## Task goal
Copy out all of the data below with no alterations.

## Material for this task
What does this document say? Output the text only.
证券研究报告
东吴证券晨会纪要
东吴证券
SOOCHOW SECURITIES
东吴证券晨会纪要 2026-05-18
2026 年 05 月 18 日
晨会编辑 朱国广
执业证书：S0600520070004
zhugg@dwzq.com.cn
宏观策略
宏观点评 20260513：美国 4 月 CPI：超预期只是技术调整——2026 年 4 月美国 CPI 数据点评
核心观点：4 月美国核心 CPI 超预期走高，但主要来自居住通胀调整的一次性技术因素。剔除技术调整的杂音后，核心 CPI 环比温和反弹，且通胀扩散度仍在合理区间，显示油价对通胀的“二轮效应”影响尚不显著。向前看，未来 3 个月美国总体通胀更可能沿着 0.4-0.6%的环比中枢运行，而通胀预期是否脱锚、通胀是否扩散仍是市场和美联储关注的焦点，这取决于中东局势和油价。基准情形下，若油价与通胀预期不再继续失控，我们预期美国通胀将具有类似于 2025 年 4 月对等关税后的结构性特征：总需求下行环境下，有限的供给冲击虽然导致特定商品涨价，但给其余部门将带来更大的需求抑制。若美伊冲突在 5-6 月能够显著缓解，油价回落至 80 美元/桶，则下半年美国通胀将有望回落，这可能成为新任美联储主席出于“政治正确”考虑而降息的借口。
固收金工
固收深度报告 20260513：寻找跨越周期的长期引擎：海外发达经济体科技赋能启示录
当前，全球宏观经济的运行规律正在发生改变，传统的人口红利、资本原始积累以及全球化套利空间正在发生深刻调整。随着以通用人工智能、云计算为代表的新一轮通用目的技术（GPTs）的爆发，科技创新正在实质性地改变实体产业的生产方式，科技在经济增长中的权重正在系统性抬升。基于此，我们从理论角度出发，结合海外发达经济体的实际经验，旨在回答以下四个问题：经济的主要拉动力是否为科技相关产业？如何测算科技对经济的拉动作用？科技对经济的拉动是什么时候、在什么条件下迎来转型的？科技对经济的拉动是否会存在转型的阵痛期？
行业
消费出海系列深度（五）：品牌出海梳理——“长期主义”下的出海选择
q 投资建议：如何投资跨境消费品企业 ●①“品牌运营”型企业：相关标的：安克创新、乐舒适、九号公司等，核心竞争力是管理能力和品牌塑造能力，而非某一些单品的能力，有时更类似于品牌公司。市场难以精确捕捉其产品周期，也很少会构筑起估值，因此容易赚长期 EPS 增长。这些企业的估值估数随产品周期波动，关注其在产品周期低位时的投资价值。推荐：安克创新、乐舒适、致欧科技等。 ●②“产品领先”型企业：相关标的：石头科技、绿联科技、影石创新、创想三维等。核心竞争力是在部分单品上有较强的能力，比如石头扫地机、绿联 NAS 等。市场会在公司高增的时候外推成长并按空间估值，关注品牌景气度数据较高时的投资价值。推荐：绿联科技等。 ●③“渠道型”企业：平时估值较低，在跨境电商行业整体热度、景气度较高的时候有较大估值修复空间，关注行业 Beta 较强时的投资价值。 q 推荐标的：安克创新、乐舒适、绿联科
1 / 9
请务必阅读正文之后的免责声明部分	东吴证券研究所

## The answer
What does this document say? Output the text only.
证券研究报告
东吴证券晨会纪要
东吴证券
SOOCHOW SECURITIES
东吴证券晨会纪要 2026-05-18
2026 年 05 月 18 日
晨会编辑 朱国广
执业证书：S0600520070004
zhugg@dwzq.com.cn
宏观策略
宏观点评 20260513：美国 4 月 CPI：超预期只是技术调整——2026 年 4 月美国 CPI 数据点评
核心观点：4 月美国核心 CPI 超预期走高，但主要来自居住通胀调整的一次性技术因素。剔除技术调整的杂音后，核心 CPI 环比温和反弹，且通胀扩散度仍在合理区间，显示油价对通胀的“二轮效应”影响尚不显著。向前看，未来 3 个月美国总体通胀更可能沿着 0.4-0.6%的环比中枢运行，而通胀预期是否脱锚、通胀是否扩散仍是市场和美联储关注的焦点，这取决于中东局势和油价。基准情形下，若油价与通胀预期不再继续失控，我们预期美国通胀将具有类似于 2025 年 4 月对等关税后的结构性特征：总需求下行环境下，有限的供给冲击虽然导致特定商品涨价，但给其余部门将带来更大的需求抑制。若美伊冲突在 5-6 月能够显著缓解，油价回落至 80 美元/桶，则下半年美国通胀将有望回落，这可能成为新任美联储主席出于“政治正确”考虑而降息的借口。
固收金工
固收深度报告 20260513：寻找跨越周期的长期引擎：海外发达经济体科技赋能启示录
当前，全球宏观经济的运行规律正在发生改变，传统的人口红利、资本原始积累以及全球化套利空间正在发生深刻调整。随着以通用人工智能、云计算为代表的新一轮通用目的技术（GPTs）的爆发，科技创新正在实质性地改变实体产业的生产方式，科技在经济增长中的权重正在系统性抬升。基于此，我们从理论角度出发，结合海外发达经济体的实际经验，旨在回答以下四个问题：经济的主要拉动力是否为科技相关产业？如何测算科技对经济的拉动作用？科技对经济的拉动是什么时候、在什么条件下迎来转型的？科技对经济的拉动是否会存在转型的阵痛期？
行业
消费出海系列深度（五）：品牌出海梳理——“长期主义”下的出海选择
q 投资建议：如何投资跨境消费品企业 ●①“品牌运营”型企业：相关标的：安克创新、乐舒适、九号公司等，核心竞争力是管理能力和品牌塑造能力，而非某一些单品的能力，有时更类似于品牌公司。市场难以精确捕捉其产品周期，也很少会构筑起估值，因此容易赚长期 EPS 增长。这些企业的估值估数随产品周期波动，关注其在产品周期低位时的投资价值。推荐：安克创新、乐舒适、致欧科技等。 ●②“产品领先”型企业：相关标的：石头科技、绿联科技、影石创新、创想三维等。核心竞争力是在部分单品上有较强的能力，比如石头扫地机、绿联 NAS 等。市场会在公司高增的时候外推成长并按空间估值，关注品牌景气度数据较高时的投资价值。推荐：绿联科技等。 ●③“渠道型”企业：平时估值较低，在跨境电商行业整体热度、景气度较高的时候有较大估值修复空间，关注行业 Beta 较强时的投资价值。 q 推荐标的：安克创新、乐舒适、绿联科
1 / 9
请务必阅读正文之后的免责声明部分	东吴证券研究所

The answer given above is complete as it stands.